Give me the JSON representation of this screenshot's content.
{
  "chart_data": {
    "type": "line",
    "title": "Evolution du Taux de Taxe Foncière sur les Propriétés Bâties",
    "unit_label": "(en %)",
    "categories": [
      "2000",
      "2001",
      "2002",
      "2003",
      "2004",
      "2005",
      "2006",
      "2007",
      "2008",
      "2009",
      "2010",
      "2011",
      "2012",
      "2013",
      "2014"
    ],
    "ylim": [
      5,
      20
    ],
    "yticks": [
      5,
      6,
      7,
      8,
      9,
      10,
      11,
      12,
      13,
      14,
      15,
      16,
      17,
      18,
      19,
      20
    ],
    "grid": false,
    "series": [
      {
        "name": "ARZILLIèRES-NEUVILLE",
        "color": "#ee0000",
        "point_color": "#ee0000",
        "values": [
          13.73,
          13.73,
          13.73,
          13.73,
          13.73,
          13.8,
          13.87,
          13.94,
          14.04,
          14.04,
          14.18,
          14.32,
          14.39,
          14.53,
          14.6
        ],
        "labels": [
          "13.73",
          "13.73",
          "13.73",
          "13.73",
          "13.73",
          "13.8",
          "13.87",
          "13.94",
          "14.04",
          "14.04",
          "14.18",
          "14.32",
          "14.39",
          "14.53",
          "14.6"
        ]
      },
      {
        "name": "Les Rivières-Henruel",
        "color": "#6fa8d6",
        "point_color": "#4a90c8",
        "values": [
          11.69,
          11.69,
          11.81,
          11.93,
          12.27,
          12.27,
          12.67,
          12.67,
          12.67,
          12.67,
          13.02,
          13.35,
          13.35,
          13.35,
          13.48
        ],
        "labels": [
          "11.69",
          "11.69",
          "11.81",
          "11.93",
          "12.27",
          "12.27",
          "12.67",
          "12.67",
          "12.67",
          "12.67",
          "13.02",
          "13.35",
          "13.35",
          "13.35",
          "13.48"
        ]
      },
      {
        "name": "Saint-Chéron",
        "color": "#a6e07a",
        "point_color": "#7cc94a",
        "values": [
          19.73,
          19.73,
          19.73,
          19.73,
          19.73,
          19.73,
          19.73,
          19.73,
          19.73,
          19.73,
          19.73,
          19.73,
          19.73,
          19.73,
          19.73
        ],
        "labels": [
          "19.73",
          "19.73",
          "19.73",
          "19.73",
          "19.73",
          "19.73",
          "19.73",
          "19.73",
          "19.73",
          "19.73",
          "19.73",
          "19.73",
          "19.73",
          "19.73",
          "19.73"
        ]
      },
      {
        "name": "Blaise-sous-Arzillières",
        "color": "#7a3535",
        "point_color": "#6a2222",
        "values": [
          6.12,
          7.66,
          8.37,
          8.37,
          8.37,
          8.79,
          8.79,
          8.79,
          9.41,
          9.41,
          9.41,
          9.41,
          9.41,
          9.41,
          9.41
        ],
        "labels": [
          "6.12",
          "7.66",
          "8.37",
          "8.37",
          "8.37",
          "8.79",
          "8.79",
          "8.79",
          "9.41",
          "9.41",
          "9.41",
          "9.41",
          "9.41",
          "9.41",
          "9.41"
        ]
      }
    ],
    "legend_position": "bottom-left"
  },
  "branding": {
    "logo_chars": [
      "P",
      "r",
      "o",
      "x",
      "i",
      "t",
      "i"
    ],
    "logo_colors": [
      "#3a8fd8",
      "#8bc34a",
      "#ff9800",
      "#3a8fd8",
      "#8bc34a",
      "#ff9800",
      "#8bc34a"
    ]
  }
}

Required work » Identify each line containing the string "name" and copy it out.

Exercise solution »
        "name": "ARZILLIèRES-NEUVILLE",
        "name": "Les Rivières-Henruel",
        "name": "Saint-Chéron",
        "name": "Blaise-sous-Arzillières",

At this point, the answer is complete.